> AVAILABLE DATA

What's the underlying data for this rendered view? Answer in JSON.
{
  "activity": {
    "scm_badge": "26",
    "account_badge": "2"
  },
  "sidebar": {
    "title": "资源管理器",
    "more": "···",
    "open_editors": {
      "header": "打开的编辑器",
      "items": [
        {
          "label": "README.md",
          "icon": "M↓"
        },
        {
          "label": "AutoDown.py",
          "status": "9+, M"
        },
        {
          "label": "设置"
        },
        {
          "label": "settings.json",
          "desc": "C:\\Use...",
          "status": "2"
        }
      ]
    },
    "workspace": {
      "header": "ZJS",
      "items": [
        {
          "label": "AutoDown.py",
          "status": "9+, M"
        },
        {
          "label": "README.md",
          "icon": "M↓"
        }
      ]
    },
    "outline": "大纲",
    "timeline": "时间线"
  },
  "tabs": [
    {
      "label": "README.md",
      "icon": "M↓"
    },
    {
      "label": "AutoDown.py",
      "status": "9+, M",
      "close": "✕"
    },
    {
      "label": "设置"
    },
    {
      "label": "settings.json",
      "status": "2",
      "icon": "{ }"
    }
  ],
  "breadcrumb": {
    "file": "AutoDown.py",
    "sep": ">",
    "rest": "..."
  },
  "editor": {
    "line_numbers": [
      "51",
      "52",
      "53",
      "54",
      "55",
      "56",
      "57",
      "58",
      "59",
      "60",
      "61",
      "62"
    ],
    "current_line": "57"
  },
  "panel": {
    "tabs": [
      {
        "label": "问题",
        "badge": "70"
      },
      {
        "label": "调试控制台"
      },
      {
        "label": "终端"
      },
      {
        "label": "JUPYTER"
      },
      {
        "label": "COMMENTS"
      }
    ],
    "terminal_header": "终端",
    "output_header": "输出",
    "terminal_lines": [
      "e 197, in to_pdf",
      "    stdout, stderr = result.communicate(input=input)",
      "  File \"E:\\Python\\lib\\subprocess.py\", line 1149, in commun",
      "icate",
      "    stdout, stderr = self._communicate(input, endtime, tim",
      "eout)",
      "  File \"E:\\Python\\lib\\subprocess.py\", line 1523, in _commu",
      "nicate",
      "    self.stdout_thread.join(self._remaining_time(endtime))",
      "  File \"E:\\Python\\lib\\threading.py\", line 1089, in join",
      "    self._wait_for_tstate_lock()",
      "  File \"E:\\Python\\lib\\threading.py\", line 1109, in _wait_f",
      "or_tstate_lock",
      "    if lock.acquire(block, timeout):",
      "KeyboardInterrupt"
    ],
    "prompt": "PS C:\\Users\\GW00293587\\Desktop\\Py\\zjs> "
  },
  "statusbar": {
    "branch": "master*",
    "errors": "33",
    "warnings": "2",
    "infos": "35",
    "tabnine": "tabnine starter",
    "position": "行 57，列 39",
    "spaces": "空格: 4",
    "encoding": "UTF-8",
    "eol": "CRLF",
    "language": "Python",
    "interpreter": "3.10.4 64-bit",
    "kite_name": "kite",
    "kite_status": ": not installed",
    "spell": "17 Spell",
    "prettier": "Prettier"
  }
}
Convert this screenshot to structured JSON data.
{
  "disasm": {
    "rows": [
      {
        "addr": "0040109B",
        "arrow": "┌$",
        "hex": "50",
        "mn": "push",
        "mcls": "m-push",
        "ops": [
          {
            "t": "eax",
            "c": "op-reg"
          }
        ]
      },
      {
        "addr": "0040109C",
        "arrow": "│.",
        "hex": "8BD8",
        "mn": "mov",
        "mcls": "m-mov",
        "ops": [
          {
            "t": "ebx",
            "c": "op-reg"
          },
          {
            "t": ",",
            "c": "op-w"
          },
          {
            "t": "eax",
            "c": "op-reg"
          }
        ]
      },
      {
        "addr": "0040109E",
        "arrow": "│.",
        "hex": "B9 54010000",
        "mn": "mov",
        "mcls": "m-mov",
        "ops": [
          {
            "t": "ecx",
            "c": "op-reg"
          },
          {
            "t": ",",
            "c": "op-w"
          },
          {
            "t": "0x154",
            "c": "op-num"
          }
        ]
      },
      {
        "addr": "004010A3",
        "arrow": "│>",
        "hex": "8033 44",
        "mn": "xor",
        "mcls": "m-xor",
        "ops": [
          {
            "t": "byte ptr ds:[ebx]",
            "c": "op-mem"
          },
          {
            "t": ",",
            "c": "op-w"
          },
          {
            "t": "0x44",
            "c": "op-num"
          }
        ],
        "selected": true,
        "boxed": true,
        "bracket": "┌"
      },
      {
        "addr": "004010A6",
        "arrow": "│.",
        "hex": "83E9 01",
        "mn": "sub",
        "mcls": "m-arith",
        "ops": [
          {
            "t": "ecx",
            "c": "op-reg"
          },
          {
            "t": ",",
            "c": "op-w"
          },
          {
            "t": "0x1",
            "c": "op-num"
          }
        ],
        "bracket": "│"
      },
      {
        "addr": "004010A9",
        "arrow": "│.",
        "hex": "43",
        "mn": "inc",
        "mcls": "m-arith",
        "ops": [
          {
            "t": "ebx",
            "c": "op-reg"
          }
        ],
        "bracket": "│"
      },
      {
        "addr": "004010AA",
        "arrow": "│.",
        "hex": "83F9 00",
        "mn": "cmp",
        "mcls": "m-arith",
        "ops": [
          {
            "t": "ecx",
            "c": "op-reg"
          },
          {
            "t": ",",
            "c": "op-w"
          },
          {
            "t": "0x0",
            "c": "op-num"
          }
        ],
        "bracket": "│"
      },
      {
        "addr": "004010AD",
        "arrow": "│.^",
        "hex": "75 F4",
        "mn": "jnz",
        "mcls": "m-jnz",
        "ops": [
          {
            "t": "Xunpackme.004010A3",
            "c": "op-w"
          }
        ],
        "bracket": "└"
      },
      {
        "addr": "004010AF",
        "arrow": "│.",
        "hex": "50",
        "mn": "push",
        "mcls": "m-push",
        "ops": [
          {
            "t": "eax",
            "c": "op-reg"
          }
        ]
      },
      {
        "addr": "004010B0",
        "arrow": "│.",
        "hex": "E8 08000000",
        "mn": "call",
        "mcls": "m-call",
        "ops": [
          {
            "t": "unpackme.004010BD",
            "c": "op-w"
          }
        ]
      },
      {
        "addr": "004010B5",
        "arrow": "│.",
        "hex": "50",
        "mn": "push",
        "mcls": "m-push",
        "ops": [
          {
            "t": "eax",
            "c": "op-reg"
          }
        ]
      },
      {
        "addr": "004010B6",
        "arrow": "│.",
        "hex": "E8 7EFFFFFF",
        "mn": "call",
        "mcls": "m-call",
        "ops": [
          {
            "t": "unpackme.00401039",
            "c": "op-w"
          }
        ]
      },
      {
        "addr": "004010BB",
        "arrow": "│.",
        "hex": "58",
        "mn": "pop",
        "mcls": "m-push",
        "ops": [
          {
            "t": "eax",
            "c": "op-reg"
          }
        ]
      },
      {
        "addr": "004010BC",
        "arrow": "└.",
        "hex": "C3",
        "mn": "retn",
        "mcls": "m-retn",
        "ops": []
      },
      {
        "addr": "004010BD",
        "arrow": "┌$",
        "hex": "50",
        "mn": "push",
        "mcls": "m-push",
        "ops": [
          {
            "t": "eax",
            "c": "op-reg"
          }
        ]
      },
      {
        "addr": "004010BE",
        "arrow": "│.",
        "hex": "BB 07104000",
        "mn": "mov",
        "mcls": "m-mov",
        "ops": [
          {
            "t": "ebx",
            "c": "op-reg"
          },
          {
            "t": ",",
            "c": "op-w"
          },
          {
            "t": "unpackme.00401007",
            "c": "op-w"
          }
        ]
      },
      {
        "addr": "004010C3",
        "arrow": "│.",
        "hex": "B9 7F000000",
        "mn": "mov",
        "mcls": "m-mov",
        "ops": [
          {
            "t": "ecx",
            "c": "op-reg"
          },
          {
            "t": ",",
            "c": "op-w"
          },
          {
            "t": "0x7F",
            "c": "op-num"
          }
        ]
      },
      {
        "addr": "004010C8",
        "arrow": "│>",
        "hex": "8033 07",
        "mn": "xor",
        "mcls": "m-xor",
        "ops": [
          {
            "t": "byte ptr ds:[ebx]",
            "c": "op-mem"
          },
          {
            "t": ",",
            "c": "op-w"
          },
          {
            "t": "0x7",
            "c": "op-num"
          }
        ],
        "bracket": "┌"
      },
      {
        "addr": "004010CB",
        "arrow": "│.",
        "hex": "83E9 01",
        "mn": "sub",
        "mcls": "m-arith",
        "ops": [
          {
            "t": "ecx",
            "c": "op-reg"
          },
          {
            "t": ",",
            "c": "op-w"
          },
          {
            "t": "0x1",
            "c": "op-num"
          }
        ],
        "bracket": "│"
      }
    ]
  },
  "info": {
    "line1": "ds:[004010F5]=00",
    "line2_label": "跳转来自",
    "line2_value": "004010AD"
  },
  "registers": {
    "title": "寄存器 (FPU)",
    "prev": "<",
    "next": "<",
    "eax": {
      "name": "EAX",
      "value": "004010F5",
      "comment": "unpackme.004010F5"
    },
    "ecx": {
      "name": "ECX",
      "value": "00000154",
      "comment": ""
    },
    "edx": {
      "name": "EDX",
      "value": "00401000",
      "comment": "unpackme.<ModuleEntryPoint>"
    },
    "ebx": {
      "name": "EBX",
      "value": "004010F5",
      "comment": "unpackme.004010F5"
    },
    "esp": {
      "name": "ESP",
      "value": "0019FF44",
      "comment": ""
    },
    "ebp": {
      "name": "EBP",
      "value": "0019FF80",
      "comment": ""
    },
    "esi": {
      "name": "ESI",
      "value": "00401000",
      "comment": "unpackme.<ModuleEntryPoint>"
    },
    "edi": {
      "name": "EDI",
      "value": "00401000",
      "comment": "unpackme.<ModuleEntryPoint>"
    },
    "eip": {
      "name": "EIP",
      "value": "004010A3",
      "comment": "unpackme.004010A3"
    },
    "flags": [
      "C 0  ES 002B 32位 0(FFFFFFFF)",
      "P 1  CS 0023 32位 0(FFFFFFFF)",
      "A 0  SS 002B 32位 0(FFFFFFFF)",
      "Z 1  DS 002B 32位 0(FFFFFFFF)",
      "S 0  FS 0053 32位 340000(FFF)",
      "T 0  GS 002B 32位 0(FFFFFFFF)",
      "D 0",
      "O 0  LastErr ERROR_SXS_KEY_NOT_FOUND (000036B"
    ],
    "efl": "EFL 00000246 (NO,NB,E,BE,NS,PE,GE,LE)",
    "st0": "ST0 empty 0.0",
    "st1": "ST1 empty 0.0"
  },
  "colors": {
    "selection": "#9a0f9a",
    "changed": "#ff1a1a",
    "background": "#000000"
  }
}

> GOAL OF THE EXERCISE
Copy every line that contains the string "input".

> RESPONSE BELOW
      "    stdout, stderr = result.communicate(input=input)",
      "    stdout, stderr = self._communicate(input, endtime, tim",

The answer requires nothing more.